* [Description of the task] Go through the records underneath and write each one out again exactly.
Start
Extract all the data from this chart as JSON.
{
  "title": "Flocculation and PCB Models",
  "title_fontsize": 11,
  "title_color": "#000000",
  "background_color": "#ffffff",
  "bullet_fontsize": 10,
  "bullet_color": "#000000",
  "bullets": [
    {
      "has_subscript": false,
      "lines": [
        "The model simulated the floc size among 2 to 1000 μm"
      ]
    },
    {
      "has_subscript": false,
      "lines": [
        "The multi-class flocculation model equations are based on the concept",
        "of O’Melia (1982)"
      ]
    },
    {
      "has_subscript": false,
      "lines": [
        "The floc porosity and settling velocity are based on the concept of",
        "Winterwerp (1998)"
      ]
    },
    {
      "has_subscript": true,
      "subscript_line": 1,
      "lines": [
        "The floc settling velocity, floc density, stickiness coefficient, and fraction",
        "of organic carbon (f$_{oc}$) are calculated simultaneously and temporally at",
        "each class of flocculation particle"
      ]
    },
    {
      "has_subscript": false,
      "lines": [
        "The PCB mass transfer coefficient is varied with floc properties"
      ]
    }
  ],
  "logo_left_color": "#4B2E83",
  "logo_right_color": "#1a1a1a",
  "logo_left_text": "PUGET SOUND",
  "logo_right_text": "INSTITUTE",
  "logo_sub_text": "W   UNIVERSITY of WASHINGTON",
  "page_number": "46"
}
End
* [Response to the task]
Extract all the data from this chart as JSON.
{
  "title": "Flocculation and PCB Models",
  "title_fontsize": 11,
  "title_color": "#000000",
  "background_color": "#ffffff",
  "bullet_fontsize": 10,
  "bullet_color": "#000000",
  "bullets": [
    {
      "has_subscript": false,
      "lines": [
        "The model simulated the floc size among 2 to 1000 μm"
      ]
    },
    {
      "has_subscript": false,
      "lines": [
        "The multi-class flocculation model equations are based on the concept",
        "of O’Melia (1982)"
      ]
    },
    {
      "has_subscript": false,
      "lines": [
        "The floc porosity and settling velocity are based on the concept of",
        "Winterwerp (1998)"
      ]
    },
    {
      "has_subscript": true,
      "subscript_line": 1,
      "lines": [
        "The floc settling velocity, floc density, stickiness coefficient, and fraction",
        "of organic carbon (f$_{oc}$) are calculated simultaneously and temporally at",
        "each class of flocculation particle"
      ]
    },
    {
      "has_subscript": false,
      "lines": [
        "The PCB mass transfer coefficient is varied with floc properties"
      ]
    }
  ],
  "logo_left_color": "#4B2E83",
  "logo_right_color": "#1a1a1a",
  "logo_left_text": "PUGET SOUND",
  "logo_right_text": "INSTITUTE",
  "logo_sub_text": "W   UNIVERSITY of WASHINGTON",
  "page_number": "46"
}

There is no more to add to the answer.